• Work to complete: From the entries below, gather each line containing the word "letter".

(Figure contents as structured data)
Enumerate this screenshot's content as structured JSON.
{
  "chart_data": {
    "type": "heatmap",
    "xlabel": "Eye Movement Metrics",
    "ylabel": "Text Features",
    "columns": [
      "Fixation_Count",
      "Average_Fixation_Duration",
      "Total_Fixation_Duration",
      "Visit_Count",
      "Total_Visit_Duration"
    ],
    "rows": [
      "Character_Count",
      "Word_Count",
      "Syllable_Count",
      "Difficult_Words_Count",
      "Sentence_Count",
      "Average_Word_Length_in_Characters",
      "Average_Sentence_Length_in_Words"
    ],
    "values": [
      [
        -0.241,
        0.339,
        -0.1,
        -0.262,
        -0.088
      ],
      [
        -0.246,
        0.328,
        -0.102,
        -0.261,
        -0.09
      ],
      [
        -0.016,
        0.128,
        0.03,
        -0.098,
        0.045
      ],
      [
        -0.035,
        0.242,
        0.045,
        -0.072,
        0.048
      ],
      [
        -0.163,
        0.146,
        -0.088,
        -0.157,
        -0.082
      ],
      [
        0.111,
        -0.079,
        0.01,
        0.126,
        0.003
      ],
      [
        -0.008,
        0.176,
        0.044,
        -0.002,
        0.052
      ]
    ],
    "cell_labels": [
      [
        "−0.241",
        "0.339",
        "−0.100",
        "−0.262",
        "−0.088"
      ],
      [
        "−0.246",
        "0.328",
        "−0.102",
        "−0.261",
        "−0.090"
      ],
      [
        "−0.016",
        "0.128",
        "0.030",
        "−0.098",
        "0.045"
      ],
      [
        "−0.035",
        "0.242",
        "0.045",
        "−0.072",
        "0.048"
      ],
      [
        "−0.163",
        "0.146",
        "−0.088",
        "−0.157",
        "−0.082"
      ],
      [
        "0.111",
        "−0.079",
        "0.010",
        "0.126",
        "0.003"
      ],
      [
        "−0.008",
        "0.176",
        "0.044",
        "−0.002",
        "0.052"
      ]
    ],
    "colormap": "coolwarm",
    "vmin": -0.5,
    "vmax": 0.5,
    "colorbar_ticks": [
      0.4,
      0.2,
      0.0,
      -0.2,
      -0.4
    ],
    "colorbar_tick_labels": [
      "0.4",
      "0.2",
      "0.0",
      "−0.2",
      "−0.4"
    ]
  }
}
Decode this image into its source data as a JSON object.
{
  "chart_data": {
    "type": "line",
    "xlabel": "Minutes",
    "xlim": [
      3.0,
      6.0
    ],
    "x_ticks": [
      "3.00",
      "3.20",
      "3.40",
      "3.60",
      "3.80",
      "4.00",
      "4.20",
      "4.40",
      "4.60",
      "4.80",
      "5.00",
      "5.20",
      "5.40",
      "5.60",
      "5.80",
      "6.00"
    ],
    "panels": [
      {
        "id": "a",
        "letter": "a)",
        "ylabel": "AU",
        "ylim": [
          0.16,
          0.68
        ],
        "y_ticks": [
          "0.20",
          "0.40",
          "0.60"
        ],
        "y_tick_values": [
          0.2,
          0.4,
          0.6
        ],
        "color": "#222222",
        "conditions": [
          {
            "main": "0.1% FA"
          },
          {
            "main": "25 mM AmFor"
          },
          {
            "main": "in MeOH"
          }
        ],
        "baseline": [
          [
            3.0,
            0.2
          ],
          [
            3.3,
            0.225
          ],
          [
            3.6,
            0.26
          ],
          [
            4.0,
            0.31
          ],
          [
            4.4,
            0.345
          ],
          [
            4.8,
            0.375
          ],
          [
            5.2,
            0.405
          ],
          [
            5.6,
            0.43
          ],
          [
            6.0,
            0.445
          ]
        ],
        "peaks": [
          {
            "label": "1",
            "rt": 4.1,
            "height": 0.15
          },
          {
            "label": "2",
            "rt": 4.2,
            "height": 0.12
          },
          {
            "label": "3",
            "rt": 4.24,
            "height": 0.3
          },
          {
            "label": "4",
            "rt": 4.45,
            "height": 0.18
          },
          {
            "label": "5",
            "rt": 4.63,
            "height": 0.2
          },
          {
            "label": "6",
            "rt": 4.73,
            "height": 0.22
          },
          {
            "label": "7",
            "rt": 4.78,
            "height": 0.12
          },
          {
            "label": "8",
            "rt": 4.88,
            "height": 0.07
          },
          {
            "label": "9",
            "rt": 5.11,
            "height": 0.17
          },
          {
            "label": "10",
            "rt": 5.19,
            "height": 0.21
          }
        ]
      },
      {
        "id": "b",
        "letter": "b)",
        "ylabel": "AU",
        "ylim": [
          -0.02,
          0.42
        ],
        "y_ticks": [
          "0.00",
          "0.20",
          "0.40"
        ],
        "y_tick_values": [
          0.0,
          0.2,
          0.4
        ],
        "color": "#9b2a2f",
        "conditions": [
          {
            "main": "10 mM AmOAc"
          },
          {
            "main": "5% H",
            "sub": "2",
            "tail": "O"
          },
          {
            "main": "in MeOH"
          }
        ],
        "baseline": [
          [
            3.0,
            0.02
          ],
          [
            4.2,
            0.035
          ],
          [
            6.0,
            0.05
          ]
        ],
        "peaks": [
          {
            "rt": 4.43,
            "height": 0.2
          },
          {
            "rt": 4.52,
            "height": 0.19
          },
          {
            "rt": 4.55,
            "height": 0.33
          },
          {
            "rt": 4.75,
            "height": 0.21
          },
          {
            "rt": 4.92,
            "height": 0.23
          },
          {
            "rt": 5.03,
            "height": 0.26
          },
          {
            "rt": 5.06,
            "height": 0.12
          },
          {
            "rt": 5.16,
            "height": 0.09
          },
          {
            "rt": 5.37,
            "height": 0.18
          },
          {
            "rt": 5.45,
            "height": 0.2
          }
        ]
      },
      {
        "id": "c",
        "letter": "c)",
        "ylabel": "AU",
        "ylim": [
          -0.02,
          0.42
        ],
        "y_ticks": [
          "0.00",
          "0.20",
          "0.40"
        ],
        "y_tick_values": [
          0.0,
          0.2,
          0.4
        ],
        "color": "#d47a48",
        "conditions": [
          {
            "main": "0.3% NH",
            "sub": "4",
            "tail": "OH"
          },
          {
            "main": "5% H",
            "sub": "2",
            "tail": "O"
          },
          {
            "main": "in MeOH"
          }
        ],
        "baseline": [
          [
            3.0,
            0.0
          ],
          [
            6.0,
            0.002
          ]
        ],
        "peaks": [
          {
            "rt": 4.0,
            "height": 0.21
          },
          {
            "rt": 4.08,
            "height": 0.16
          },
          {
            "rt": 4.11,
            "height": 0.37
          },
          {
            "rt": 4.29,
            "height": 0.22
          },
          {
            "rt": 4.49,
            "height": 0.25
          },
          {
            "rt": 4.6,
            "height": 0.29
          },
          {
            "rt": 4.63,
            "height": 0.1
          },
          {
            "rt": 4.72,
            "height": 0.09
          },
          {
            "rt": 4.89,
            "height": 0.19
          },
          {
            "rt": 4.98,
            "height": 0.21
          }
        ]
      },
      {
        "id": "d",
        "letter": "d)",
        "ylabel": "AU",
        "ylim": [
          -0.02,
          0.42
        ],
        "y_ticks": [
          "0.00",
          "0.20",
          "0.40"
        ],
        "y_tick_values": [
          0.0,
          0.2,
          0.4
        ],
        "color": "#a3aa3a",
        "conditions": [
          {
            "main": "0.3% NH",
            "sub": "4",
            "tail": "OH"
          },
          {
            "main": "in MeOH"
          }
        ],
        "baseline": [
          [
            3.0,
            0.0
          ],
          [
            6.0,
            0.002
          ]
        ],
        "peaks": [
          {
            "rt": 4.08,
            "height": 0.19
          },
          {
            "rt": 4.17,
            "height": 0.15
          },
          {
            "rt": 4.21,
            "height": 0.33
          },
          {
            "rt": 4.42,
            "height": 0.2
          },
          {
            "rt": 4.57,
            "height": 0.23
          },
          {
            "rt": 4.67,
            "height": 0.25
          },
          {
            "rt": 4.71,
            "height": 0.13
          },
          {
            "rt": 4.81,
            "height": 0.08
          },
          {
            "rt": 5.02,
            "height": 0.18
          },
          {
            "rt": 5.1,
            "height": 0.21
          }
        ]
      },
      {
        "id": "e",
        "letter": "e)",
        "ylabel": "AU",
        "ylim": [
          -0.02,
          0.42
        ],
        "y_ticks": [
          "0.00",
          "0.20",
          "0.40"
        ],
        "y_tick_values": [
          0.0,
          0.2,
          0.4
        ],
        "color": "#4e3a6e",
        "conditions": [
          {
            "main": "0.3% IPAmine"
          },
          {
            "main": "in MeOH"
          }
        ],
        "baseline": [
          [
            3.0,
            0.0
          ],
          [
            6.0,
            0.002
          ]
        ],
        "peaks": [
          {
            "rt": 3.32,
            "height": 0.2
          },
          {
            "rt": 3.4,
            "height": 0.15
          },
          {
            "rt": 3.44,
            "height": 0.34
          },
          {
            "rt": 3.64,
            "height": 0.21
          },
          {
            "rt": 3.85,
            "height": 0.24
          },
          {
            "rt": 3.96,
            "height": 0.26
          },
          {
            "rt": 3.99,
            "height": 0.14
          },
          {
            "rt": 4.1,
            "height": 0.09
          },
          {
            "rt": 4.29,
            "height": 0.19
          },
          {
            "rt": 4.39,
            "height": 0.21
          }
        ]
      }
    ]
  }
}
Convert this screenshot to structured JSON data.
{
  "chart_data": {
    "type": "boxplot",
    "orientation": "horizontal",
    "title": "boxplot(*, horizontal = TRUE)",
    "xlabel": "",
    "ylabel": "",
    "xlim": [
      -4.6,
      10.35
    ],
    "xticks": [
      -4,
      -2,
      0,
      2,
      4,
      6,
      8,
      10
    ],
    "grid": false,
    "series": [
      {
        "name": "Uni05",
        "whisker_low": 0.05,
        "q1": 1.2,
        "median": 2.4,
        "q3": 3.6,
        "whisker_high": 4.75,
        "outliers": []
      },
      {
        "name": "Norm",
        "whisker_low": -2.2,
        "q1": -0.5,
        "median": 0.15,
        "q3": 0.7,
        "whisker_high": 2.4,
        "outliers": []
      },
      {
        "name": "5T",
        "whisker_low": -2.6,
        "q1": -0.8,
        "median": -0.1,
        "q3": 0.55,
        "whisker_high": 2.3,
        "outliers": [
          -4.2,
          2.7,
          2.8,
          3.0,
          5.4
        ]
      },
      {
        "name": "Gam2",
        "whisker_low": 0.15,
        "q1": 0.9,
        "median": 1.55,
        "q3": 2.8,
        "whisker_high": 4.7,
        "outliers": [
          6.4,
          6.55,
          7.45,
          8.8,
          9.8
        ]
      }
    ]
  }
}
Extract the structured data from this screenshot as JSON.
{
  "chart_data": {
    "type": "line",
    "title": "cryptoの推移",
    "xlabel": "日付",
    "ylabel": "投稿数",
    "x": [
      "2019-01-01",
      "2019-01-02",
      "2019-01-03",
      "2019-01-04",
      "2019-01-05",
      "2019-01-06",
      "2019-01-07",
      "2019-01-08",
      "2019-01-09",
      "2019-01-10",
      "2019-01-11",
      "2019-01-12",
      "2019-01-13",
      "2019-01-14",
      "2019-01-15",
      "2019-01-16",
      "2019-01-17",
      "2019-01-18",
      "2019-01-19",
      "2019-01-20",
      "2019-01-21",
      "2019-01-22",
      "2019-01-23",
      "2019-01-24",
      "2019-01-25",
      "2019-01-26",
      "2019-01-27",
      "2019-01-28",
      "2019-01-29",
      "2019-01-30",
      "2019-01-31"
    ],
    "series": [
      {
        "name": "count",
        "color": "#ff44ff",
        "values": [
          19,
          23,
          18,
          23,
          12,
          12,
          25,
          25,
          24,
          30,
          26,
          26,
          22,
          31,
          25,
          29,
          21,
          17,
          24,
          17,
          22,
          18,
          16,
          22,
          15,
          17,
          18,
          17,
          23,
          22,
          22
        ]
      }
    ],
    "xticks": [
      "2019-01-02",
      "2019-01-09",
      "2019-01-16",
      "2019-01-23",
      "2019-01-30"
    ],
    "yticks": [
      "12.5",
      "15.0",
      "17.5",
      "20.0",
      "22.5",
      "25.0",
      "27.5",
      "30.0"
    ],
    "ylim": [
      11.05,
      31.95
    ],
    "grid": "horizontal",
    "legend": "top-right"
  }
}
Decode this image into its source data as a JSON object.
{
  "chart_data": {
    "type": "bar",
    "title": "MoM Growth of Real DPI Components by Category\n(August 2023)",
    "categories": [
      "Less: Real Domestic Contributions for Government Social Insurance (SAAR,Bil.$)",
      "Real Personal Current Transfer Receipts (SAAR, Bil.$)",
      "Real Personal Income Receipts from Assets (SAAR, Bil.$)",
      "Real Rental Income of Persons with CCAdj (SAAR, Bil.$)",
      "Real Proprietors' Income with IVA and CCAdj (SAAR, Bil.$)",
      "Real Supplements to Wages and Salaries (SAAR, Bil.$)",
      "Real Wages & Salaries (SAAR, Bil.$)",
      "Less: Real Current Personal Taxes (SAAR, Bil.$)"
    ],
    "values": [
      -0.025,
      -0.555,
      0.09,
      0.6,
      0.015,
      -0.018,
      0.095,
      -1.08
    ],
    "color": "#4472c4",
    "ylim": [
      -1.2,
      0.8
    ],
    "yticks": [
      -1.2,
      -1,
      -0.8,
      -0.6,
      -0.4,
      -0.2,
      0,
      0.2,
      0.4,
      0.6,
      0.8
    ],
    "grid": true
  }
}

• The response:
        "letter": "a)",
        "letter": "b)",
        "letter": "c)",
        "letter": "d)",
        "letter": "e)",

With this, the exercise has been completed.